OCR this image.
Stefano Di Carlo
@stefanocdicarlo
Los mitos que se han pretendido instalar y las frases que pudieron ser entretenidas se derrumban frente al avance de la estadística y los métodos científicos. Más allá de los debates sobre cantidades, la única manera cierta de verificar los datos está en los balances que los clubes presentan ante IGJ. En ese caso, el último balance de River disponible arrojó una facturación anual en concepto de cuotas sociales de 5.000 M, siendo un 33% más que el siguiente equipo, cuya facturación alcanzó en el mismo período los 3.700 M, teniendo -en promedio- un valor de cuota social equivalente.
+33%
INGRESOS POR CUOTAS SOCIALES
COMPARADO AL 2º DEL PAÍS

******

> Exercise goal:
Output all of the data above without any alteration.

> Written answer:
OCR this image.
Stefano Di Carlo
@stefanocdicarlo
Los mitos que se han pretendido instalar y las frases que pudieron ser entretenidas se derrumban frente al avance de la estadística y los métodos científicos. Más allá de los debates sobre cantidades, la única manera cierta de verificar los datos está en los balances que los clubes presentan ante IGJ. En ese caso, el último balance de River disponible arrojó una facturación anual en concepto de cuotas sociales de 5.000 M, siendo un 33% más que el siguiente equipo, cuya facturación alcanzó en el mismo período los 3.700 M, teniendo -en promedio- un valor de cuota social equivalente.
+33%
INGRESOS POR CUOTAS SOCIALES
COMPARADO AL 2º DEL PAÍS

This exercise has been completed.